- Task directions
Copy the rows below with "chevron-down-icon" replaced by "dropdown-arrow-icon" throughout and every other character left as is. Omit the pictures.

- Input rows
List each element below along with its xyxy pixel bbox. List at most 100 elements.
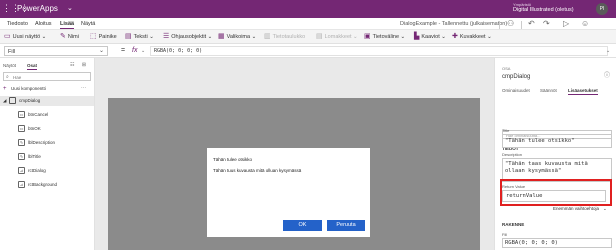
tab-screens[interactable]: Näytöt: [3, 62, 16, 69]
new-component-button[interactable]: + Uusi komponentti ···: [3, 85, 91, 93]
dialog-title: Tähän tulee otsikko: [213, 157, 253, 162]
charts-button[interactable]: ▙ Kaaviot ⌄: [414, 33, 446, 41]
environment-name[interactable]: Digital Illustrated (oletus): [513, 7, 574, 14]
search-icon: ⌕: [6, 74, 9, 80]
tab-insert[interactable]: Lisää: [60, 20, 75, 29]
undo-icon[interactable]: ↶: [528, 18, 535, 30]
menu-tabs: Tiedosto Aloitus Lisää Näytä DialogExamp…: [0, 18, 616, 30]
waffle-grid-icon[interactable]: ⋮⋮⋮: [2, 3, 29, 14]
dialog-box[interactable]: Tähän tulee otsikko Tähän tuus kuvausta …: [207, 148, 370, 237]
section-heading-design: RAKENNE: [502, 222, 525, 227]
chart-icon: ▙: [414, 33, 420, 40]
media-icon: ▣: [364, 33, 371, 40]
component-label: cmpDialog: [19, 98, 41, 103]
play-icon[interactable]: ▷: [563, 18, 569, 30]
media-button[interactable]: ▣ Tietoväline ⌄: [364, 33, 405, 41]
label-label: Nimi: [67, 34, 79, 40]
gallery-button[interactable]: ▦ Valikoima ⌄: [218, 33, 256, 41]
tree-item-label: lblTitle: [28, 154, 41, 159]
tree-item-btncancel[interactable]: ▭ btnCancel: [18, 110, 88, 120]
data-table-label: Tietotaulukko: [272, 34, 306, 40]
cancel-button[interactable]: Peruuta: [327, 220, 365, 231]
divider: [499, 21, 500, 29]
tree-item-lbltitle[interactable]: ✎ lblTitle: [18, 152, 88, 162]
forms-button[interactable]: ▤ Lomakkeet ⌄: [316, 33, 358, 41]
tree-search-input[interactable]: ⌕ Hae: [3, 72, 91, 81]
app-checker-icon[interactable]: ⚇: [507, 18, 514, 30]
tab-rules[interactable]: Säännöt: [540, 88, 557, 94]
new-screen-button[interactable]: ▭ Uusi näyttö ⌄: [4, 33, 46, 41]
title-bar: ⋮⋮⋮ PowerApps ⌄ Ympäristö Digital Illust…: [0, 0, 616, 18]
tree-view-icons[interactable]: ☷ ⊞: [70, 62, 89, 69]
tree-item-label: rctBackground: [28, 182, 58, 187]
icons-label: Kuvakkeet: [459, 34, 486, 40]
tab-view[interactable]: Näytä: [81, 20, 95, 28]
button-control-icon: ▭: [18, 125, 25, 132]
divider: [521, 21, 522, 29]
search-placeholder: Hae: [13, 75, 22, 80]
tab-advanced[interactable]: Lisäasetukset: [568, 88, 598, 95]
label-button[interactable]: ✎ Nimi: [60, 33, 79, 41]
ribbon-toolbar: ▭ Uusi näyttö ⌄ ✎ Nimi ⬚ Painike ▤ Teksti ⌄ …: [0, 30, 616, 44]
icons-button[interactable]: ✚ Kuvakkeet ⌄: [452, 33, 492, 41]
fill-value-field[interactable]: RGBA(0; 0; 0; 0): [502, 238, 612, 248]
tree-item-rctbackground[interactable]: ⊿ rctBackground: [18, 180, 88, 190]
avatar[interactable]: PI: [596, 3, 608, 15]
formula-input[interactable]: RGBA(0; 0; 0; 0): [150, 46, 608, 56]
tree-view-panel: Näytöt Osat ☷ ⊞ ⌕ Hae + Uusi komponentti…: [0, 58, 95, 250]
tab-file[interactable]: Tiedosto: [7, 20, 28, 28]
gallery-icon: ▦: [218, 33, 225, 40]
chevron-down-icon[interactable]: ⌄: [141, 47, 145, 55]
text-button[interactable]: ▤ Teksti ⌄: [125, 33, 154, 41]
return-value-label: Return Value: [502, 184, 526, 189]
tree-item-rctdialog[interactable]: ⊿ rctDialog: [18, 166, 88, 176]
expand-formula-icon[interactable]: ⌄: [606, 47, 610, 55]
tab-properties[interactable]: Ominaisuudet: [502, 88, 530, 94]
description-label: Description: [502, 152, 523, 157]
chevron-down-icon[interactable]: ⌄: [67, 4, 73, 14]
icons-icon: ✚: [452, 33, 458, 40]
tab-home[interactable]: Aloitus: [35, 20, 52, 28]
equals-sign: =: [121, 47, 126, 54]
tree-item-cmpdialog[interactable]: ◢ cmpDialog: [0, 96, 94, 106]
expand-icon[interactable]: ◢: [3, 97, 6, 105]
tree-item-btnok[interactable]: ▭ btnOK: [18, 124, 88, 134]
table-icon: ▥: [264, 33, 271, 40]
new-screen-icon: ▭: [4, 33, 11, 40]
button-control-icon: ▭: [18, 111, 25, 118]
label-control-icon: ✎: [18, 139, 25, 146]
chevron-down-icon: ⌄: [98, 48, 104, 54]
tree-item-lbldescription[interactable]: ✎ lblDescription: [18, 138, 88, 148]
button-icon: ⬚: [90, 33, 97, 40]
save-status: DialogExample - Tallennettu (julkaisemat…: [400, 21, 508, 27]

- Result of this task
List each element below along with its xyxy pixel bbox. List at most 100 elements.
tab-screens[interactable]: Näytöt: [3, 62, 16, 69]
new-component-button[interactable]: + Uusi komponentti ···: [3, 85, 91, 93]
dialog-title: Tähän tulee otsikko: [213, 157, 253, 162]
charts-button[interactable]: ▙ Kaaviot ⌄: [414, 33, 446, 41]
environment-name[interactable]: Digital Illustrated (oletus): [513, 7, 574, 14]
search-icon: ⌕: [6, 74, 9, 80]
tab-insert[interactable]: Lisää: [60, 20, 75, 29]
undo-icon[interactable]: ↶: [528, 18, 535, 30]
menu-tabs: Tiedosto Aloitus Lisää Näytä DialogExamp…: [0, 18, 616, 30]
waffle-grid-icon[interactable]: ⋮⋮⋮: [2, 3, 29, 14]
dialog-box[interactable]: Tähän tulee otsikko Tähän tuus kuvausta …: [207, 148, 370, 237]
section-heading-design: RAKENNE: [502, 222, 525, 227]
chart-icon: ▙: [414, 33, 420, 40]
media-icon: ▣: [364, 33, 371, 40]
component-label: cmpDialog: [19, 98, 41, 103]
play-icon[interactable]: ▷: [563, 18, 569, 30]
media-button[interactable]: ▣ Tietoväline ⌄: [364, 33, 405, 41]
label-label: Nimi: [67, 34, 79, 40]
gallery-button[interactable]: ▦ Valikoima ⌄: [218, 33, 256, 41]
tree-item-label: lblTitle: [28, 154, 41, 159]
tree-item-btncancel[interactable]: ▭ btnCancel: [18, 110, 88, 120]
data-table-label: Tietotaulukko: [272, 34, 306, 40]
cancel-button[interactable]: Peruuta: [327, 220, 365, 231]
divider: [499, 21, 500, 29]
tree-item-lbltitle[interactable]: ✎ lblTitle: [18, 152, 88, 162]
forms-button[interactable]: ▤ Lomakkeet ⌄: [316, 33, 358, 41]
tree-search-input[interactable]: ⌕ Hae: [3, 72, 91, 81]
app-checker-icon[interactable]: ⚇: [507, 18, 514, 30]
tab-rules[interactable]: Säännöt: [540, 88, 557, 94]
new-screen-button[interactable]: ▭ Uusi näyttö ⌄: [4, 33, 46, 41]
title-bar: ⋮⋮⋮ PowerApps ⌄ Ympäristö Digital Illust…: [0, 0, 616, 18]
tree-view-icons[interactable]: ☷ ⊞: [70, 62, 89, 69]
tree-item-label: rctBackground: [28, 182, 58, 187]
icons-label: Kuvakkeet: [459, 34, 486, 40]
tab-view[interactable]: Näytä: [81, 20, 95, 28]
button-control-icon: ▭: [18, 125, 25, 132]
divider: [521, 21, 522, 29]
search-placeholder: Hae: [13, 75, 22, 80]
tab-advanced[interactable]: Lisäasetukset: [568, 88, 598, 95]
label-button[interactable]: ✎ Nimi: [60, 33, 79, 41]
ribbon-toolbar: ▭ Uusi näyttö ⌄ ✎ Nimi ⬚ Painike ▤ Teksti ⌄ …: [0, 30, 616, 44]
icons-button[interactable]: ✚ Kuvakkeet ⌄: [452, 33, 492, 41]
fill-value-field[interactable]: RGBA(0; 0; 0; 0): [502, 238, 612, 248]
tree-item-rctbackground[interactable]: ⊿ rctBackground: [18, 180, 88, 190]
avatar[interactable]: PI: [596, 3, 608, 15]
formula-input[interactable]: RGBA(0; 0; 0; 0): [150, 46, 608, 56]
tree-view-panel: Näytöt Osat ☷ ⊞ ⌕ Hae + Uusi komponentti…: [0, 58, 95, 250]
tab-file[interactable]: Tiedosto: [7, 20, 28, 28]
gallery-icon: ▦: [218, 33, 225, 40]
dropdown-arrow-icon[interactable]: ⌄: [141, 47, 145, 55]
text-button[interactable]: ▤ Teksti ⌄: [125, 33, 154, 41]
return-value-label: Return Value: [502, 184, 526, 189]
tree-item-rctdialog[interactable]: ⊿ rctDialog: [18, 166, 88, 176]
expand-formula-icon[interactable]: ⌄: [606, 47, 610, 55]
tab-properties[interactable]: Ominaisuudet: [502, 88, 530, 94]
description-label: Description: [502, 152, 523, 157]
dropdown-arrow-icon[interactable]: ⌄: [67, 4, 73, 14]
icons-icon: ✚: [452, 33, 458, 40]
tab-home[interactable]: Aloitus: [35, 20, 52, 28]
equals-sign: =: [121, 47, 126, 54]
tree-item-cmpdialog[interactable]: ◢ cmpDialog: [0, 96, 94, 106]
expand-icon[interactable]: ◢: [3, 97, 6, 105]
tree-item-btnok[interactable]: ▭ btnOK: [18, 124, 88, 134]
table-icon: ▥: [264, 33, 271, 40]
new-screen-icon: ▭: [4, 33, 11, 40]
button-control-icon: ▭: [18, 111, 25, 118]
label-control-icon: ✎: [18, 139, 25, 146]
dropdown-arrow-icon: ⌄: [98, 48, 104, 54]
tree-item-lbldescription[interactable]: ✎ lblDescription: [18, 138, 88, 148]
button-icon: ⬚: [90, 33, 97, 40]
save-status: DialogExample - Tallennettu (julkaisemat…: [400, 21, 508, 27]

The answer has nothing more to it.